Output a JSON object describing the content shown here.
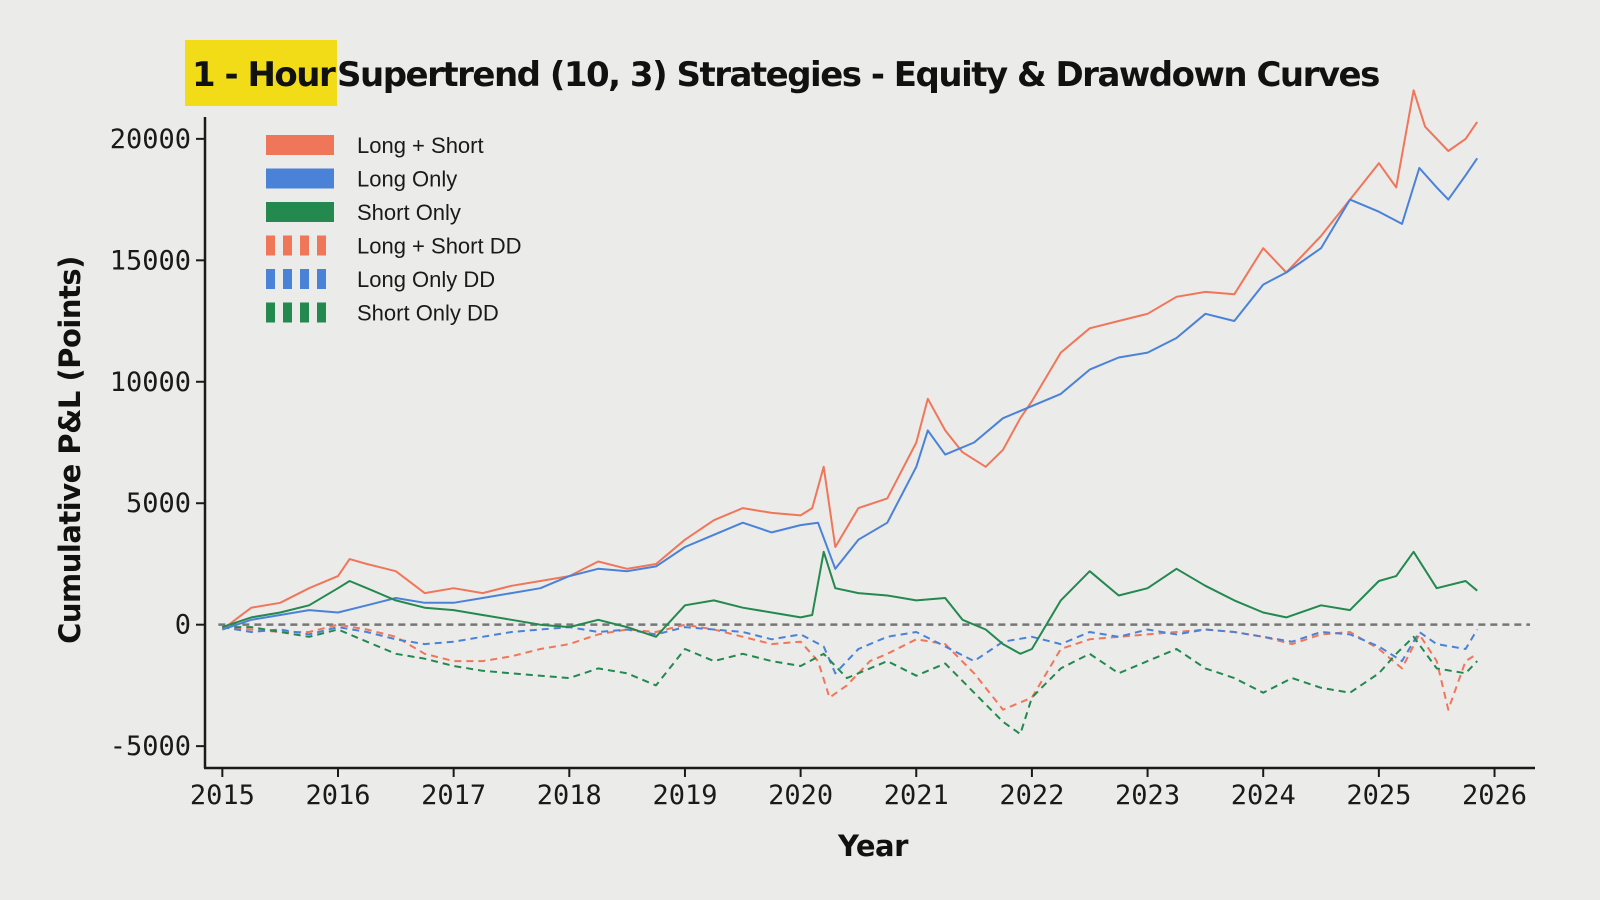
{
  "title": {
    "highlight": "1 - Hour",
    "rest": "Supertrend (10, 3) Strategies - Equity & Drawdown Curves",
    "highlight_color": "#f2dc18"
  },
  "chart_data": {
    "type": "line",
    "xlabel": "Year",
    "ylabel": "Cumulative P&L (Points)",
    "xlim": [
      2014.85,
      2026.35
    ],
    "ylim": [
      -5900,
      20900
    ],
    "x_ticks": [
      2015,
      2016,
      2017,
      2018,
      2019,
      2020,
      2021,
      2022,
      2023,
      2024,
      2025,
      2026
    ],
    "x_tick_labels": [
      "2015",
      "2016",
      "2017",
      "2018",
      "2019",
      "2020",
      "2021",
      "2022",
      "2023",
      "2024",
      "2025",
      "2026"
    ],
    "y_ticks": [
      -5000,
      0,
      5000,
      10000,
      15000,
      20000
    ],
    "y_tick_labels": [
      "-5000",
      "0",
      "5000",
      "10000",
      "15000",
      "20000"
    ],
    "zero_line": true,
    "grid": false,
    "legend_position": "top-left",
    "series": [
      {
        "name": "Long + Short",
        "style": "solid",
        "color": "#f0765a",
        "x": [
          2015.0,
          2015.25,
          2015.5,
          2015.75,
          2016.0,
          2016.1,
          2016.25,
          2016.5,
          2016.75,
          2017.0,
          2017.25,
          2017.5,
          2017.75,
          2018.0,
          2018.25,
          2018.5,
          2018.75,
          2019.0,
          2019.25,
          2019.5,
          2019.75,
          2020.0,
          2020.1,
          2020.2,
          2020.3,
          2020.5,
          2020.75,
          2021.0,
          2021.1,
          2021.25,
          2021.4,
          2021.6,
          2021.75,
          2021.9,
          2022.0,
          2022.25,
          2022.5,
          2022.75,
          2023.0,
          2023.25,
          2023.5,
          2023.75,
          2024.0,
          2024.2,
          2024.5,
          2024.75,
          2025.0,
          2025.15,
          2025.3,
          2025.4,
          2025.6,
          2025.75,
          2025.85
        ],
        "values": [
          -200,
          700,
          900,
          1500,
          2000,
          2700,
          2500,
          2200,
          1300,
          1500,
          1300,
          1600,
          1800,
          2000,
          2600,
          2300,
          2500,
          3500,
          4300,
          4800,
          4600,
          4500,
          4800,
          6500,
          3200,
          4800,
          5200,
          7500,
          9300,
          8000,
          7100,
          6500,
          7200,
          8500,
          9200,
          11200,
          12200,
          12500,
          12800,
          13500,
          13700,
          13600,
          15500,
          14500,
          16000,
          17500,
          19000,
          18000,
          22000,
          20500,
          19500,
          20000,
          20700
        ]
      },
      {
        "name": "Long Only",
        "style": "solid",
        "color": "#4a82d8",
        "x": [
          2015.0,
          2015.25,
          2015.5,
          2015.75,
          2016.0,
          2016.25,
          2016.5,
          2016.75,
          2017.0,
          2017.25,
          2017.5,
          2017.75,
          2018.0,
          2018.25,
          2018.5,
          2018.75,
          2019.0,
          2019.25,
          2019.5,
          2019.75,
          2020.0,
          2020.15,
          2020.3,
          2020.5,
          2020.75,
          2021.0,
          2021.1,
          2021.25,
          2021.5,
          2021.75,
          2022.0,
          2022.25,
          2022.5,
          2022.75,
          2023.0,
          2023.25,
          2023.5,
          2023.75,
          2024.0,
          2024.2,
          2024.5,
          2024.75,
          2025.0,
          2025.2,
          2025.35,
          2025.5,
          2025.6,
          2025.75,
          2025.85
        ],
        "values": [
          -200,
          200,
          400,
          600,
          500,
          800,
          1100,
          900,
          900,
          1100,
          1300,
          1500,
          2000,
          2300,
          2200,
          2400,
          3200,
          3700,
          4200,
          3800,
          4100,
          4200,
          2300,
          3500,
          4200,
          6500,
          8000,
          7000,
          7500,
          8500,
          9000,
          9500,
          10500,
          11000,
          11200,
          11800,
          12800,
          12500,
          14000,
          14500,
          15500,
          17500,
          17000,
          16500,
          18800,
          18000,
          17500,
          18500,
          19200
        ]
      },
      {
        "name": "Short Only",
        "style": "solid",
        "color": "#23894e",
        "x": [
          2015.0,
          2015.25,
          2015.5,
          2015.75,
          2016.0,
          2016.1,
          2016.25,
          2016.5,
          2016.75,
          2017.0,
          2017.25,
          2017.5,
          2017.75,
          2018.0,
          2018.25,
          2018.5,
          2018.75,
          2019.0,
          2019.25,
          2019.5,
          2019.75,
          2020.0,
          2020.1,
          2020.2,
          2020.3,
          2020.5,
          2020.75,
          2021.0,
          2021.25,
          2021.4,
          2021.6,
          2021.75,
          2021.9,
          2022.0,
          2022.25,
          2022.5,
          2022.75,
          2023.0,
          2023.25,
          2023.5,
          2023.75,
          2024.0,
          2024.2,
          2024.5,
          2024.75,
          2025.0,
          2025.15,
          2025.3,
          2025.5,
          2025.75,
          2025.85
        ],
        "values": [
          -100,
          300,
          500,
          800,
          1500,
          1800,
          1500,
          1000,
          700,
          600,
          400,
          200,
          0,
          -100,
          200,
          -100,
          -500,
          800,
          1000,
          700,
          500,
          300,
          400,
          3000,
          1500,
          1300,
          1200,
          1000,
          1100,
          200,
          -200,
          -800,
          -1200,
          -1000,
          1000,
          2200,
          1200,
          1500,
          2300,
          1600,
          1000,
          500,
          300,
          800,
          600,
          1800,
          2000,
          3000,
          1500,
          1800,
          1400
        ]
      },
      {
        "name": "Long + Short DD",
        "style": "dashed",
        "color": "#f0765a",
        "x": [
          2015.0,
          2015.25,
          2015.5,
          2015.75,
          2016.0,
          2016.25,
          2016.5,
          2016.75,
          2017.0,
          2017.25,
          2017.5,
          2017.75,
          2018.0,
          2018.25,
          2018.5,
          2018.75,
          2019.0,
          2019.25,
          2019.5,
          2019.75,
          2020.0,
          2020.15,
          2020.25,
          2020.4,
          2020.6,
          2020.75,
          2021.0,
          2021.25,
          2021.5,
          2021.75,
          2022.0,
          2022.25,
          2022.5,
          2022.75,
          2023.0,
          2023.25,
          2023.5,
          2023.75,
          2024.0,
          2024.25,
          2024.5,
          2024.75,
          2025.0,
          2025.2,
          2025.35,
          2025.5,
          2025.6,
          2025.75,
          2025.85
        ],
        "values": [
          -100,
          -200,
          -300,
          -300,
          0,
          -200,
          -500,
          -1200,
          -1500,
          -1500,
          -1300,
          -1000,
          -800,
          -400,
          -200,
          -300,
          0,
          -200,
          -500,
          -800,
          -700,
          -1500,
          -3000,
          -2500,
          -1500,
          -1200,
          -600,
          -800,
          -2000,
          -3500,
          -3000,
          -1000,
          -600,
          -500,
          -400,
          -300,
          -200,
          -300,
          -500,
          -800,
          -400,
          -300,
          -1000,
          -1800,
          -400,
          -1500,
          -3500,
          -1500,
          -1200
        ]
      },
      {
        "name": "Long Only DD",
        "style": "dashed",
        "color": "#4a82d8",
        "x": [
          2015.0,
          2015.25,
          2015.5,
          2015.75,
          2016.0,
          2016.25,
          2016.5,
          2016.75,
          2017.0,
          2017.25,
          2017.5,
          2017.75,
          2018.0,
          2018.25,
          2018.5,
          2018.75,
          2019.0,
          2019.25,
          2019.5,
          2019.75,
          2020.0,
          2020.2,
          2020.3,
          2020.5,
          2020.75,
          2021.0,
          2021.25,
          2021.5,
          2021.75,
          2022.0,
          2022.25,
          2022.5,
          2022.75,
          2023.0,
          2023.25,
          2023.5,
          2023.75,
          2024.0,
          2024.25,
          2024.5,
          2024.75,
          2025.0,
          2025.2,
          2025.35,
          2025.5,
          2025.75,
          2025.85
        ],
        "values": [
          -100,
          -300,
          -200,
          -400,
          -100,
          -300,
          -600,
          -800,
          -700,
          -500,
          -300,
          -200,
          -100,
          -300,
          -200,
          -400,
          -100,
          -200,
          -300,
          -600,
          -400,
          -900,
          -2000,
          -1000,
          -500,
          -300,
          -900,
          -1500,
          -700,
          -500,
          -800,
          -300,
          -500,
          -200,
          -400,
          -200,
          -300,
          -500,
          -700,
          -300,
          -400,
          -900,
          -1500,
          -300,
          -800,
          -1000,
          -200
        ]
      },
      {
        "name": "Short Only DD",
        "style": "dashed",
        "color": "#23894e",
        "x": [
          2015.0,
          2015.25,
          2015.5,
          2015.75,
          2016.0,
          2016.25,
          2016.5,
          2016.75,
          2017.0,
          2017.25,
          2017.5,
          2017.75,
          2018.0,
          2018.25,
          2018.5,
          2018.75,
          2019.0,
          2019.25,
          2019.5,
          2019.75,
          2020.0,
          2020.2,
          2020.4,
          2020.6,
          2020.75,
          2021.0,
          2021.25,
          2021.5,
          2021.75,
          2021.9,
          2022.0,
          2022.25,
          2022.5,
          2022.75,
          2023.0,
          2023.25,
          2023.5,
          2023.75,
          2024.0,
          2024.25,
          2024.5,
          2024.75,
          2025.0,
          2025.15,
          2025.3,
          2025.5,
          2025.75,
          2025.85
        ],
        "values": [
          -100,
          -100,
          -300,
          -500,
          -200,
          -700,
          -1200,
          -1400,
          -1700,
          -1900,
          -2000,
          -2100,
          -2200,
          -1800,
          -2000,
          -2500,
          -1000,
          -1500,
          -1200,
          -1500,
          -1700,
          -1200,
          -2200,
          -1800,
          -1500,
          -2100,
          -1600,
          -2800,
          -4000,
          -4500,
          -3000,
          -1800,
          -1200,
          -2000,
          -1500,
          -1000,
          -1800,
          -2200,
          -2800,
          -2200,
          -2600,
          -2800,
          -2000,
          -1200,
          -500,
          -1800,
          -2000,
          -1500
        ]
      }
    ]
  }
}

^^^^^^^^^^^^^^^^

In the entries above, find lines with "name" and copy each.

        "name": "Long + Short",
        "name": "Long Only",
        "name": "Short Only",
        "name": "Long + Short DD",
        "name": "Long Only DD",
        "name": "Short Only DD",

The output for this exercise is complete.